### WHAT IS REQUIRED
Write out the part of the earned media article below word for word, from "Other times, being" up to and including "that leave you?".
*** Opening of SUPPLIED PASSAGE ***
I think he said it all.
2. Participate in industry events
According to the Content Marketing Institute, 81 percent of businesses use live events in their content marketing strategies, and 75 percent consider them effective. Beyond that, events are earned media goldmines for several reasons:
- Conferences and trade shows tend to attract press coverage.
- Your industry peers, partners, competitors and potential customers will all be under one roof; what better opportunity to spread your brand through word of mouth?
- Industry thought leaders (aka, influencers) have been to known to be in attendance; get their attention, and they might just get your target audience’s attention for you.
You’ll need to distinguish your presence somehow. If you have visually interesting products, display them. If you’re more service-oriented, make sure your presentations are backed up with visually engaging content (slideshows, graphs, infographics, etc.).
Be clever. One of our clients who manufactures data center power strips set up charging stations at an industry conference, delivering a product demo and some much-needed smartphone juice in one maneuver. Another raffled off an all-expenses paid trip to their Florida headquarters.
Your goal is to be remembered, so do something memorable.
3. Facilitate conversations, don’t control them, on social
Twitter, Facebook, Tumblr, LinkedIn, Instagram, Snapchat – you name it. Wherever people are talking, you want them to be talking about your brand.
With earned media, your goal is to get them having their own discussions, not necessarily just responding to you post by post. Nothing is more effective in this regard than the good old-fashioned user-generated campaign.
Consider the example of a John Deere campaign, which encouraged fans of the company to Tweet their stories. The post below got 27 retweets and 65 likes:
— John Deere (@JohnDeere) September 10, 2015
In some cases, starting a good conversation is just a matter of being attentive to your social channels.
For example, when @carterjwm tweeted Wendy’s asking “how many retweets for a year of free chicken nuggets,” the fast food enterprise responded with “18 million.” And so began the #NuggsForCarter campaign on Twitter. Imagine if the social media manager had snoozed on that one.
Other times, being dominant on social channels requires some creative muscle, aka, well-produced content whose value speaks for itself. Case in point, this highly entertaining B2B video case study, which has nearly 1 million views on Youtube:
(And several funny comments, to boot. Our favorite is “Slack makes me wish I actually had a team, so that I could use it.”)
So, where does that leave you?
Clearly, with a lot to think about.
And to avoid making this leviathan of a post any longer, we’ll leave you with a final thought: measuring earned media’s ROI. Sure, if your recent video production goes viral and your lead count increases, that’s clear value.
Another decent indicator is impressions and engagement metrics on social media. This is a great way of confirming that at the very least, you’re starting relevant conversations with potential influencers and driving up total conversion opportunities (even if at a high level).
In cases where leads didn’t come in through any apparent point in your sales funnel, you can just ask the question: How did you hear about us? It’s possible one (or many) of your influencers put them on the fast track to conversion.
Beyond that, though, earned media is a bit of a wildcard in that you don’t necessarily know which part of the funnel it will bring your leads to, which makes it difficult to track. Still, numbers have a way of telling a story, and the answers may lie in your residual dividends.
All we can say with certainty is this: You won’t see ROI on earned media until you see ROI on your owned and paid media.
Unless you’re Tesla of course, in which case, we can’t wait to see what you blast into outer space next.
*** Close of SUPPLIED PASSAGE ***
*** Opening of DATA LISTING ***
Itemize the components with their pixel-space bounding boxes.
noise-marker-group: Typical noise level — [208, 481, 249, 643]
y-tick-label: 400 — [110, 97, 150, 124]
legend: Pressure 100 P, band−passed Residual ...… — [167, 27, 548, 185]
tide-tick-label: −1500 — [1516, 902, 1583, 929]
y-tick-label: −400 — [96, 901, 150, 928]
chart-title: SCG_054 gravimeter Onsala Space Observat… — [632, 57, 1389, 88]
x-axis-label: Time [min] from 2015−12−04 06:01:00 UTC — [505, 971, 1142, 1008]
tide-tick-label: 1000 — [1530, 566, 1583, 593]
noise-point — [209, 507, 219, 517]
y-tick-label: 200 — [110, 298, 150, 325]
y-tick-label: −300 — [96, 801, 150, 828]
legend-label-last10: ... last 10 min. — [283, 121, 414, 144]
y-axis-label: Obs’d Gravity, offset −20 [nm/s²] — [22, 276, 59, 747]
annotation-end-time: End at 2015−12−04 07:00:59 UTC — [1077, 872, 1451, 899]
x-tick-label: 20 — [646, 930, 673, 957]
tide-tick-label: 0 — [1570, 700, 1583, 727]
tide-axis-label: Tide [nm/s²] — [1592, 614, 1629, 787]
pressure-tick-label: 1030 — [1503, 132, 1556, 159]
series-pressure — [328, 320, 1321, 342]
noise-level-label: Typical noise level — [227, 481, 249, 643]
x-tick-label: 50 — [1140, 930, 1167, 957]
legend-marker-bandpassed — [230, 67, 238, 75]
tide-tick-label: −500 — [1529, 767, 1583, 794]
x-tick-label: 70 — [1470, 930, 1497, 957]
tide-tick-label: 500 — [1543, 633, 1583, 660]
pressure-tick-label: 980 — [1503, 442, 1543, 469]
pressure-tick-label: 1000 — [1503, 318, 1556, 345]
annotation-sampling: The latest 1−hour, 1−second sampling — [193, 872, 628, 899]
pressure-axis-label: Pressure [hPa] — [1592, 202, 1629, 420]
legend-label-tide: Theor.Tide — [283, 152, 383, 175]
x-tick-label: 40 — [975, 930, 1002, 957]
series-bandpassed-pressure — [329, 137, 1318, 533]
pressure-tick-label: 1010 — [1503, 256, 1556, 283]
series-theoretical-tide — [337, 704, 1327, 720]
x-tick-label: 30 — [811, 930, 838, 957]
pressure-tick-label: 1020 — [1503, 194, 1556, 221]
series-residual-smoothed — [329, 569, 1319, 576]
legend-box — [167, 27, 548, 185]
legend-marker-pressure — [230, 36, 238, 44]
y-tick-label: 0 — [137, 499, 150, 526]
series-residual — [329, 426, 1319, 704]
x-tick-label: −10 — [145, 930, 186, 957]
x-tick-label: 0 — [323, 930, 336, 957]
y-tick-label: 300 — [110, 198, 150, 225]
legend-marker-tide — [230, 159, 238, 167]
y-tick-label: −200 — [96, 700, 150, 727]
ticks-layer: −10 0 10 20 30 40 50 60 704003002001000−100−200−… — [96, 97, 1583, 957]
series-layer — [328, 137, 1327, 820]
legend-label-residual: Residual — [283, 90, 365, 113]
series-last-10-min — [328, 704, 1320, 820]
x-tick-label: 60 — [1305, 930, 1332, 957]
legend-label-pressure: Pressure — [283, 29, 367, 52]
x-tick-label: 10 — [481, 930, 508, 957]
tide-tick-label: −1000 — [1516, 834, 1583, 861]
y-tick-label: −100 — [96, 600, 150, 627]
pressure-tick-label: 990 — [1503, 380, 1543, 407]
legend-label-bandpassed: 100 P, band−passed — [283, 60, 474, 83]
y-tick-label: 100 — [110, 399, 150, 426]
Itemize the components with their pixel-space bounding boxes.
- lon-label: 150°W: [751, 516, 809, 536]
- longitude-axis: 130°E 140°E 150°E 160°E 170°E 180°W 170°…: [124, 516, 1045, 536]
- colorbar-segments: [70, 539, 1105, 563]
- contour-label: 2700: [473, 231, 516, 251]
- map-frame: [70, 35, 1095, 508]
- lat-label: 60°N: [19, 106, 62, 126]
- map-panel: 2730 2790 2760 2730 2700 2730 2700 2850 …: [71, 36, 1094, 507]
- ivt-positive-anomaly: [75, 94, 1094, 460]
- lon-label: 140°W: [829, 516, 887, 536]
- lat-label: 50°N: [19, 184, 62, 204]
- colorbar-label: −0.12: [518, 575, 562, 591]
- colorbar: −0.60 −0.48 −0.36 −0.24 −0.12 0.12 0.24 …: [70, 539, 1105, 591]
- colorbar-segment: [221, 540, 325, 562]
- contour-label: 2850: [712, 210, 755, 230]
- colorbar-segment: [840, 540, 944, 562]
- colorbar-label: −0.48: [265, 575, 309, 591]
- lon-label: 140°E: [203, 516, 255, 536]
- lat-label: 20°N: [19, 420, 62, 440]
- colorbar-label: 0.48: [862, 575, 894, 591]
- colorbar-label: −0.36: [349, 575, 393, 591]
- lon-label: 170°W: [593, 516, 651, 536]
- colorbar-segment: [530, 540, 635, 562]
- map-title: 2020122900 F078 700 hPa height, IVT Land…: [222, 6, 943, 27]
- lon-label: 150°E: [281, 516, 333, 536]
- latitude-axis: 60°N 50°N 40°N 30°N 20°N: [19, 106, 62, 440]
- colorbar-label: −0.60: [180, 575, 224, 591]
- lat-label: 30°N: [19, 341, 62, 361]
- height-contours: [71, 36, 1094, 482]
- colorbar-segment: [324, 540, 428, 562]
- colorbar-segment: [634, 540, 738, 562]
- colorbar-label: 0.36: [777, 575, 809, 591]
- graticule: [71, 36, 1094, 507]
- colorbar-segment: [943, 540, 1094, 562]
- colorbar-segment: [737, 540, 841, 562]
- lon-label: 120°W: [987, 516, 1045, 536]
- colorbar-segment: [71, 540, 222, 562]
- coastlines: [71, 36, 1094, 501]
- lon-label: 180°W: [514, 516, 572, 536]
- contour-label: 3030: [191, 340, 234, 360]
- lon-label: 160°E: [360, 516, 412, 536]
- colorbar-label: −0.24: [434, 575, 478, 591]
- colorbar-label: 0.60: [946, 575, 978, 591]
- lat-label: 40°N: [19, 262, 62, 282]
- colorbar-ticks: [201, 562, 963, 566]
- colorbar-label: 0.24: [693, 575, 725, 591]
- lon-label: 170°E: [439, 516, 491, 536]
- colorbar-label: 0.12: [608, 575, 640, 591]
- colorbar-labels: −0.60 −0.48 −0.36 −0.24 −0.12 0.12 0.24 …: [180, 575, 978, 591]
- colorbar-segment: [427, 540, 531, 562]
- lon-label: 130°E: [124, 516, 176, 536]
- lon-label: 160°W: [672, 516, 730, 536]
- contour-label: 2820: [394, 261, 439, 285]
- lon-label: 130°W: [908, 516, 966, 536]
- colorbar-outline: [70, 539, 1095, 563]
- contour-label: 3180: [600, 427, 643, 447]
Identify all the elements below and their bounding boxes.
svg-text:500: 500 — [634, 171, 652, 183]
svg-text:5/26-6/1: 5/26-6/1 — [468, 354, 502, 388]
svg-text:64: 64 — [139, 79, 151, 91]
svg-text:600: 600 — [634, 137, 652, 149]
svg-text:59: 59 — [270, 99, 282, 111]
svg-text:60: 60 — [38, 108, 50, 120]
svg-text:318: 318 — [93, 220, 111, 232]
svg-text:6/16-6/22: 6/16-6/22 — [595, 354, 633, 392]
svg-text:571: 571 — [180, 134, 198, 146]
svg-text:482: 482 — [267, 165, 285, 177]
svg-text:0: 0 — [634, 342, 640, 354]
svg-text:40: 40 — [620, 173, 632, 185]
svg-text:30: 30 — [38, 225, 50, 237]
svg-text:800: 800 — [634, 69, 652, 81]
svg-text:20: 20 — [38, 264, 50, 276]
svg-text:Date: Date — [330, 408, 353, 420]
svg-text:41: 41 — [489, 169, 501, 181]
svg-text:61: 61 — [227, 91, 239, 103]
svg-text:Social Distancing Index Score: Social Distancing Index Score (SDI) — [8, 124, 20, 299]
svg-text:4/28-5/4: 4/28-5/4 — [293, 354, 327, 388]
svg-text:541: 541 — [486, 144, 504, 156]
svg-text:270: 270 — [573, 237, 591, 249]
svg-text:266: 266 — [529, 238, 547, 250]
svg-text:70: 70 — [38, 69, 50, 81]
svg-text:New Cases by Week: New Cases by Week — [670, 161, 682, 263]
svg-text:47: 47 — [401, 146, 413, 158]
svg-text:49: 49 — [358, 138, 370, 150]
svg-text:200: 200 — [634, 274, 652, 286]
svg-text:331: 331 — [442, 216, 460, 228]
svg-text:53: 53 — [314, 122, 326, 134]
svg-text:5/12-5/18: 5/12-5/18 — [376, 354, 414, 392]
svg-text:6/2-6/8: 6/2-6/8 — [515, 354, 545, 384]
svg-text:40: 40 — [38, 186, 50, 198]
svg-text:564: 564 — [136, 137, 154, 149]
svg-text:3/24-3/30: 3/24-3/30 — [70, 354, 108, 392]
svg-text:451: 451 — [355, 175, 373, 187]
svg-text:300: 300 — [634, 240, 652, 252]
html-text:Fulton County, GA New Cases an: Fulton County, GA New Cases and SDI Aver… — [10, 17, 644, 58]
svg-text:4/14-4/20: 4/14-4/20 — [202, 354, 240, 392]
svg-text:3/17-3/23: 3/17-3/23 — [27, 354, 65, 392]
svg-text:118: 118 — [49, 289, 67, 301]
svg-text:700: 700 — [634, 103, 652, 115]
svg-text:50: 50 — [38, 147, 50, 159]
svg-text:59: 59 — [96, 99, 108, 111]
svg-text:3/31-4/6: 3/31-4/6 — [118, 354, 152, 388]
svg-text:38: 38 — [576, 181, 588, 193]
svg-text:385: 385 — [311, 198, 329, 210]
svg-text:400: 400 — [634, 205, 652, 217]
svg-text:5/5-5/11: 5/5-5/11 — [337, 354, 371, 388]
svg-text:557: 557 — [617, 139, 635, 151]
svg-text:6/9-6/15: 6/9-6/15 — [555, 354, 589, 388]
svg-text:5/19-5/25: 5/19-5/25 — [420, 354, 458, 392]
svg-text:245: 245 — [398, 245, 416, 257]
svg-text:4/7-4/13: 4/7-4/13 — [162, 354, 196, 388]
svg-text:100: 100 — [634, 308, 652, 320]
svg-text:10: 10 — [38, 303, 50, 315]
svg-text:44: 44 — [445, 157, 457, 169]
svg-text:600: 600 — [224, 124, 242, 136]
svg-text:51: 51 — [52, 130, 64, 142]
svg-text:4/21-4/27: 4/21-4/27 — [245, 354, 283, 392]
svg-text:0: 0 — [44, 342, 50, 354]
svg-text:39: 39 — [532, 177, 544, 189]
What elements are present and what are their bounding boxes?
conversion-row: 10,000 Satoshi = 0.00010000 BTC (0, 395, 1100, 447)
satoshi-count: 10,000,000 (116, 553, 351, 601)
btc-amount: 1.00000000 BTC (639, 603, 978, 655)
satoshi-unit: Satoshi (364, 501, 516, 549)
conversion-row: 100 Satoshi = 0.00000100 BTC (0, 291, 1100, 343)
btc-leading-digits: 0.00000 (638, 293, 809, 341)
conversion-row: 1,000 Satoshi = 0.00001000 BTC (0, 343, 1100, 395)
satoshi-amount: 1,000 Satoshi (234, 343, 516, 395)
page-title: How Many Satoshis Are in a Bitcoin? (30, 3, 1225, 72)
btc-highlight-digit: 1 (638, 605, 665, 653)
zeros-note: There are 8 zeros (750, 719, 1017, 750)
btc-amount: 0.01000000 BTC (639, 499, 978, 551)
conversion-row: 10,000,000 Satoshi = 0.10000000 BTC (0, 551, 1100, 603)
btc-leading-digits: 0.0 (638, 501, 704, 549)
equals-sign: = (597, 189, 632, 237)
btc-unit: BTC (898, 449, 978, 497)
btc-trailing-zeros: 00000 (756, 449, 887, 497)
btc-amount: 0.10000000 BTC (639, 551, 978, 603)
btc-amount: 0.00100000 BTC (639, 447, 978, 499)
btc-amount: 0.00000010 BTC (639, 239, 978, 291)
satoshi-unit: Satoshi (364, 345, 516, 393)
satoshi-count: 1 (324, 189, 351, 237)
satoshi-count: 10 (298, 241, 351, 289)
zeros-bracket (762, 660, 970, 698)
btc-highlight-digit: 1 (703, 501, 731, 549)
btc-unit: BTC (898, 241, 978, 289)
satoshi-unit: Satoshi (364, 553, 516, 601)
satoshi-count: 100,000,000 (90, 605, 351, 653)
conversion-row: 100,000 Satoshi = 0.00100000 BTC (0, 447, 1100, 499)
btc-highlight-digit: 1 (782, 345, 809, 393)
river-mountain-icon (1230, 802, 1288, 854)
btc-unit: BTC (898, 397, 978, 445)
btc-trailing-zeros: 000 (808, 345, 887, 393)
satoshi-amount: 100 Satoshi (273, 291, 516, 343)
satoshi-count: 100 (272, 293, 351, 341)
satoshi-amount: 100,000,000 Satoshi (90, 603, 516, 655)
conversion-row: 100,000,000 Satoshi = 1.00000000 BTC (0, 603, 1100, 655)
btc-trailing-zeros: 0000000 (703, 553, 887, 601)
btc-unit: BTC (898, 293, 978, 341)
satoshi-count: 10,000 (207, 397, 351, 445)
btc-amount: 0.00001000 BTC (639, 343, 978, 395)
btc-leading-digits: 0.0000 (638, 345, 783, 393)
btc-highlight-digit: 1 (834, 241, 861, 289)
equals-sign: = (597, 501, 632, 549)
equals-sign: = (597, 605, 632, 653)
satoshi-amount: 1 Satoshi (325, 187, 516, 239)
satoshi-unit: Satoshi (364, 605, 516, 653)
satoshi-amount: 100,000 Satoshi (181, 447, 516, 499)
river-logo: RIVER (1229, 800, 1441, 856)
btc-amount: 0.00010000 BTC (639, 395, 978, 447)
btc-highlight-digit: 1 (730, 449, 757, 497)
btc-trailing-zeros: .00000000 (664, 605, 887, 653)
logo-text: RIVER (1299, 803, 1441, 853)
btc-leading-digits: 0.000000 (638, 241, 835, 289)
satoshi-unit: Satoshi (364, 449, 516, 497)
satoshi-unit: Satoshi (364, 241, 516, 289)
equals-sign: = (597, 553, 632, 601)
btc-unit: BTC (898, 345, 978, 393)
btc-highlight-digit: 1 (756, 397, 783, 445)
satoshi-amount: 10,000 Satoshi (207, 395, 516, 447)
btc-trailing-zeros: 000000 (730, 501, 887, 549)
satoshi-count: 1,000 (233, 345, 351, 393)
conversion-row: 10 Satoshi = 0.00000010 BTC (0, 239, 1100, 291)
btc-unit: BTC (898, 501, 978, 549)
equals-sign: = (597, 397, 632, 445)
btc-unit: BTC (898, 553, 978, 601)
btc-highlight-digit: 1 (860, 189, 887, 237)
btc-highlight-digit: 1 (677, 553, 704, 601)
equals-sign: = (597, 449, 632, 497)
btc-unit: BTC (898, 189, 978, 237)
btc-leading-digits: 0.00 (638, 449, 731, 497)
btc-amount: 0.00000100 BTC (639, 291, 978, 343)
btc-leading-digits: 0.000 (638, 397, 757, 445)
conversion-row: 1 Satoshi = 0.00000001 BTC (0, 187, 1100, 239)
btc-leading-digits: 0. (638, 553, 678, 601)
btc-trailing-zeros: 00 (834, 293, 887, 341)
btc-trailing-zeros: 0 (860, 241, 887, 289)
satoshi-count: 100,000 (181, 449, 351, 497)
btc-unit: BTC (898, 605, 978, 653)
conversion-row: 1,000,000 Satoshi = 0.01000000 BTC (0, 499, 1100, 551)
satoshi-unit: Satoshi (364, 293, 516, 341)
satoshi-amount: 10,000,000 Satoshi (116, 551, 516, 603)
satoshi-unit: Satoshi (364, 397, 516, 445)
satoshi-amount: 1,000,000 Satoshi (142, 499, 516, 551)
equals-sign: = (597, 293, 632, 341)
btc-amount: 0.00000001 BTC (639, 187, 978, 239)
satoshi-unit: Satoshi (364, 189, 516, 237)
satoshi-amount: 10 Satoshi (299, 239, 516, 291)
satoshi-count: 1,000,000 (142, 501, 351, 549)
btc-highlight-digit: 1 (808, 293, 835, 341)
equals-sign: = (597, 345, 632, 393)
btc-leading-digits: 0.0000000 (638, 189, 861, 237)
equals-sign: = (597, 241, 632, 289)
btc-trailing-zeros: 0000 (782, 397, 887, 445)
*** Close of DATA LISTING ***
### RESPONSE
Other times, being dominant on social channels requires some creative muscle, aka, well-produced content whose value speaks for itself. Case in point, this highly entertaining B2B video case study, which has nearly 1 million views on Youtube:
(And several funny comments, to boot. Our favorite is “Slack makes me wish I actually had a team, so that I could use it.”)
So, where does that leave you?